Lieutenant Pete «Maverick» Mitchell: I feel the need the need for speed.

After seeing Risky Business (1983) for the first time about two or three years ago, I developed a huge crush on Tom Cruise (judge me, if you want). Naturally, I then had to watch as many of his films as I possibly could. One of them was Top Gun, which I absolutely love. Granted, it is somewhat clichéd at times, but it is a thoroughly enjoyable film and I always find myself watching it every time it is on television. I have seen it probably about five times by now and I never get tired of it. I love the pairing of Tom Cruise and Kelly McGillis — I think she might be one of my favorite of his leading ladies — and Anthony Edwards' wisecracks are a very nice addition to the overall product.

#3: Some Kind of Wonderful (1987)
Directed by Howard Deutch | With Eric Soltz (Keith Nelson), Mary Stuart Masterson (Watts), Lea Thompson (Amanda Jones), Craig Sheffer (Hardy Jenns), John Ashton (Cliff Nelson) and Elias Koteas (Duncan) | Paramount Pictures | 95 minutes

Keith Nelson: You look good wearing my future.

I love this film so much! Like The Breakfast Club, it was magnificently written by the genius that was John Hughes and the cast is absolutely flawless, especially Mary Stuart Masterson and Eric Soltz. Needless to say, I had a huge crush on him for weeks after watching Some Kind of Wonderful. He is just so cute and ginger and I love his voice. I know, I'm weird like that. Anyway, back to the film. I think you should definitely see Some Kind of Wonderful if you haven't already. It has a little bit of everything: comedy, drama, romance and the just the right amount of '80s-ness, if that makes any sense at all. In short, Some Kind of Wonderful really is some kind of a wonderful film.

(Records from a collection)
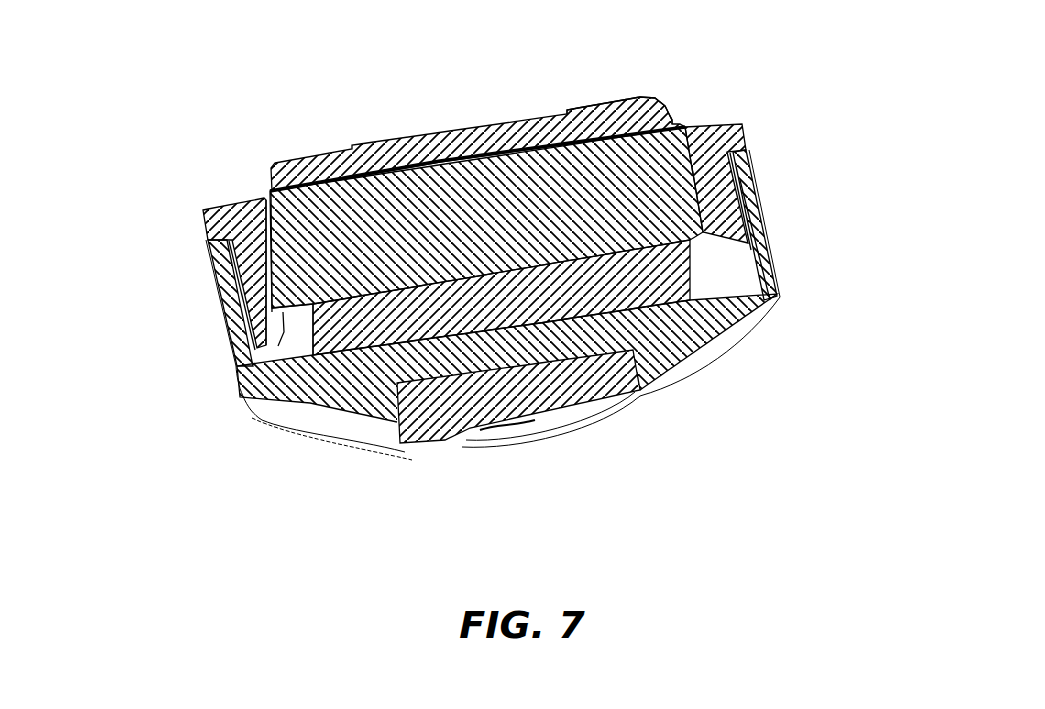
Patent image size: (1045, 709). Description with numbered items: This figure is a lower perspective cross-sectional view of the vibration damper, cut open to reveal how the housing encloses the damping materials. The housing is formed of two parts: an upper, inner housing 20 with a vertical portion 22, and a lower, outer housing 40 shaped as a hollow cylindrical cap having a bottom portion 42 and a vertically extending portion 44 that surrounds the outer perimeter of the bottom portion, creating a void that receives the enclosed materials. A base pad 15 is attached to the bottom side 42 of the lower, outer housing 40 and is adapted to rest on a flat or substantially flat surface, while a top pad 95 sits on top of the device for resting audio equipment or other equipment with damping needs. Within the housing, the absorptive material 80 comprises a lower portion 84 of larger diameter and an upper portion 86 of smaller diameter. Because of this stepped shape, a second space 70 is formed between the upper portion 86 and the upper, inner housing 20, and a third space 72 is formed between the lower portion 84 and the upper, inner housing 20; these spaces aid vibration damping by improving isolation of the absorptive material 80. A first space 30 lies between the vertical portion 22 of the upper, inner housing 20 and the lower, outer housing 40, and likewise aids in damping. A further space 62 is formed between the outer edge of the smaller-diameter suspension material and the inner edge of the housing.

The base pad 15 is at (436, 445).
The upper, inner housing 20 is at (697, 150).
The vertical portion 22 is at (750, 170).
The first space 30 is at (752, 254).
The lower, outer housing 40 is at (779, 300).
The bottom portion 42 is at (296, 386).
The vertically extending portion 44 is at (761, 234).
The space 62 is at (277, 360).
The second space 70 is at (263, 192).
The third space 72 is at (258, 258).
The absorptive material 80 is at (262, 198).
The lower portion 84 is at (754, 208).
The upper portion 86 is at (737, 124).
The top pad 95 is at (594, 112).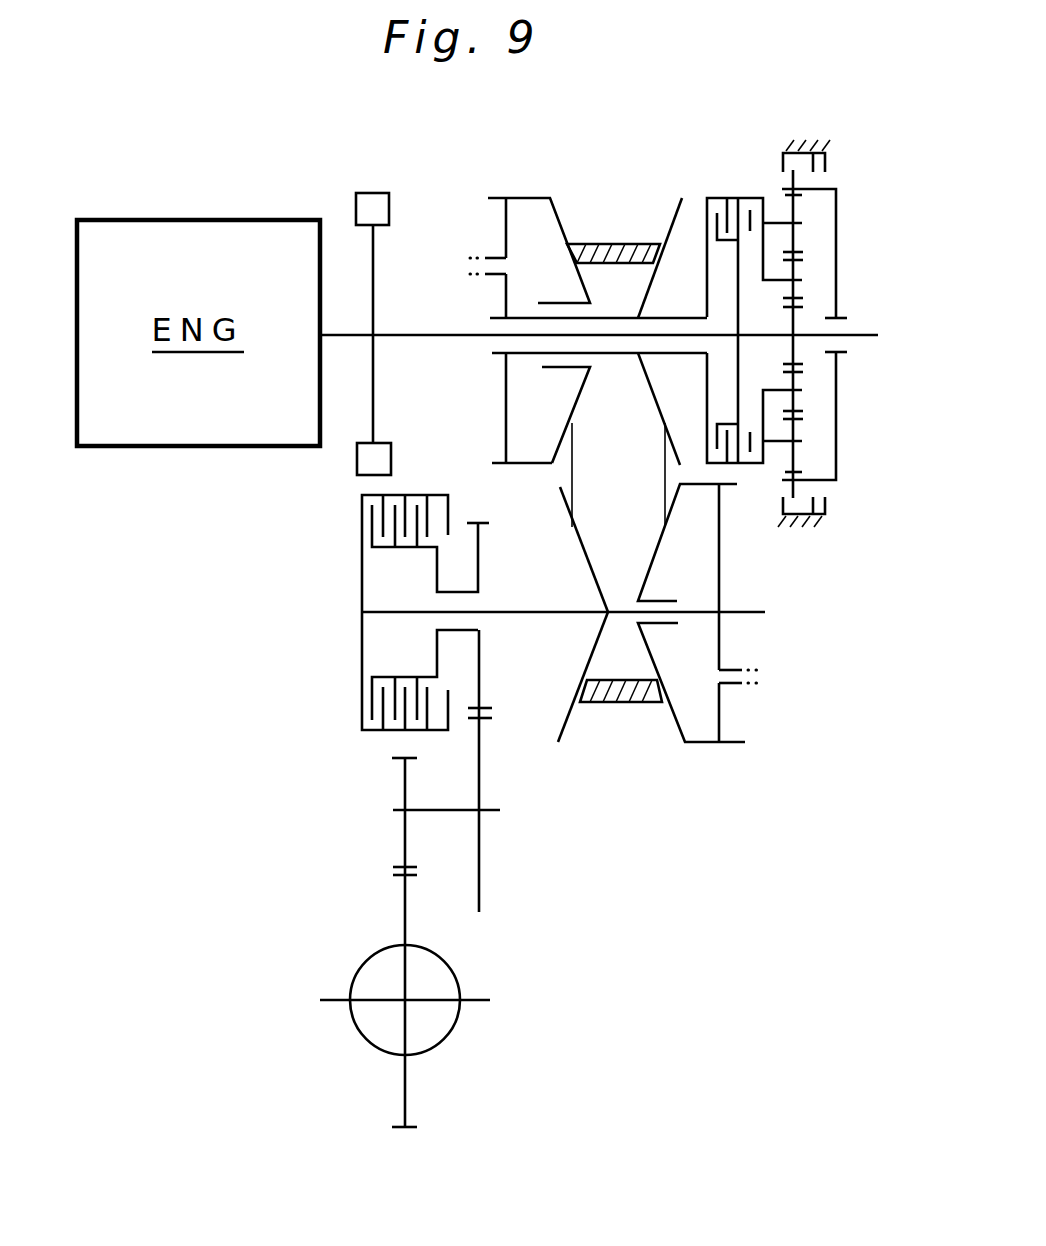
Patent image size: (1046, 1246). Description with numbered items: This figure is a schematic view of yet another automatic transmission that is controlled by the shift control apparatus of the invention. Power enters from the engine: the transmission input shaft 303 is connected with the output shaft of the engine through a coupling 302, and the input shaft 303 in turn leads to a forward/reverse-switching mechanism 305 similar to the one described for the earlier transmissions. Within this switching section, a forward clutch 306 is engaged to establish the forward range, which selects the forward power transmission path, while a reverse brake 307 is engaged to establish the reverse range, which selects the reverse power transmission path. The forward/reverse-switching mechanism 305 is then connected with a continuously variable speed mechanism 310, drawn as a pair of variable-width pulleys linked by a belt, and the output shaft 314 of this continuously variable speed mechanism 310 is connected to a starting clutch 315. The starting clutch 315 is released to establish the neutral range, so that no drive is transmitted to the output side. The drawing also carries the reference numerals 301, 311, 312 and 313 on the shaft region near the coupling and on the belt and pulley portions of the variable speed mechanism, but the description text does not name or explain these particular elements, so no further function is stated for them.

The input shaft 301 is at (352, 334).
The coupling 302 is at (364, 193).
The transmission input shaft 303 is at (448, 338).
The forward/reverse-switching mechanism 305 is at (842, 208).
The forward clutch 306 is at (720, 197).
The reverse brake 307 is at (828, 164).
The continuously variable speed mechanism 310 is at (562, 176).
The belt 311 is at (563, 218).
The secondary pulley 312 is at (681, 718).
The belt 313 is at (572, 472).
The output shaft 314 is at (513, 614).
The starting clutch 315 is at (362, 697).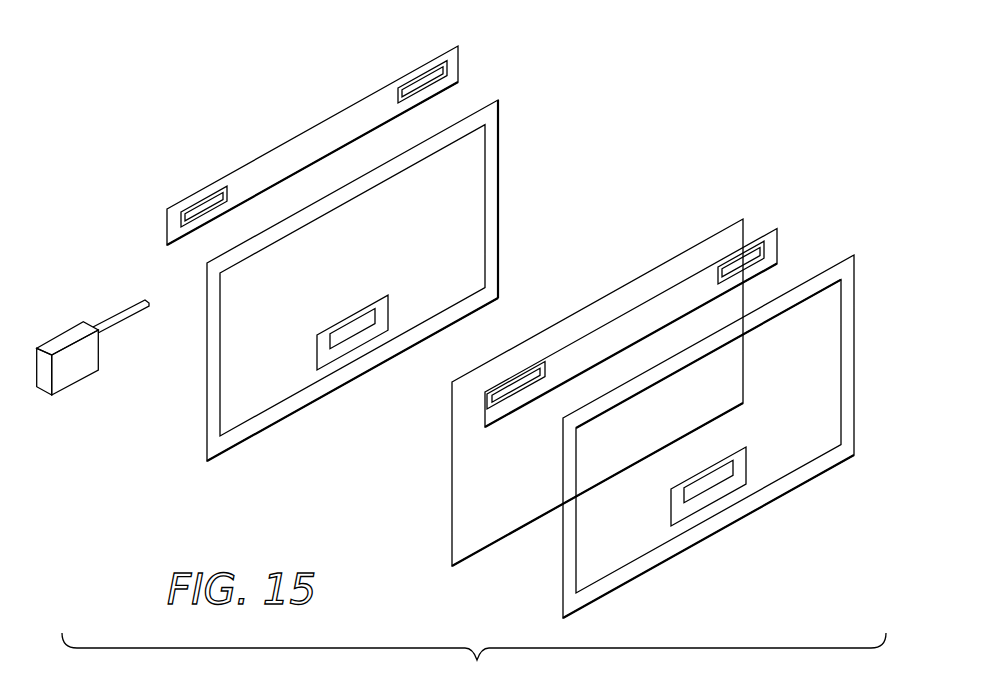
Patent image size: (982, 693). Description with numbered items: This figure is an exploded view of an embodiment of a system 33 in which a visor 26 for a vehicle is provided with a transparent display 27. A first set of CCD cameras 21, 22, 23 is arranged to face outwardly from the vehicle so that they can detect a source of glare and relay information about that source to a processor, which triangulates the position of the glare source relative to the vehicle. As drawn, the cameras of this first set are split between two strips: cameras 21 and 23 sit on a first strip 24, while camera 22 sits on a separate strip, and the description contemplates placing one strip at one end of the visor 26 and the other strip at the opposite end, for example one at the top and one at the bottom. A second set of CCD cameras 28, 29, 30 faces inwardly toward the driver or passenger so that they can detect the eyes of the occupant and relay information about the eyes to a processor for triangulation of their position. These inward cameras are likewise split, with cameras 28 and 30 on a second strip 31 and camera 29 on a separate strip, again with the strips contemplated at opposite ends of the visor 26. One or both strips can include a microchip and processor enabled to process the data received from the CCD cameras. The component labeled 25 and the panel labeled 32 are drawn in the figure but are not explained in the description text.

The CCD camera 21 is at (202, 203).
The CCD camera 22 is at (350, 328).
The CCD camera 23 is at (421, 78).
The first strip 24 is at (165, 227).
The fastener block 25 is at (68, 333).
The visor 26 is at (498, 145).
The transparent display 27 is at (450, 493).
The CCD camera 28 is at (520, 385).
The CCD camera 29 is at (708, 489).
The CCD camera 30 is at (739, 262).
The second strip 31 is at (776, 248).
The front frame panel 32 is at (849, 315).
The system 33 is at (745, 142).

_Task list_
1 - Answer these from the movie write-up:
(a) Which film first gave the writer a crush on Tom Cruise?
(b) About how many times has the writer seen Top Gun?
(c) How long does Some Kind of Wonderful run?
2 - Duplicate the stretch of the movie write-up from "Directed by Howard" through "wearing my future.".
3 - Translate this sentence from the movie write-up into Spanish: "I have seen it probably about five times by now and I never get tired of it."

_Answers to the problems_
1 -
(a) Risky Business (1983)
(b) Probably about five times
(c) 95 minutes

2 -
Directed by Howard Deutch | With Eric Soltz (Keith Nelson), Mary Stuart Masterson (Watts), Lea Thompson (Amanda Jones), Craig Sheffer (Hardy Jenns), John Ashton (Cliff Nelson) and Elias Koteas (Duncan) | Paramount Pictures | 95 minutes

Keith Nelson: You look good wearing my future.

3 - Probablemente la he visto unas cinco veces hasta ahora y nunca me canso de ella.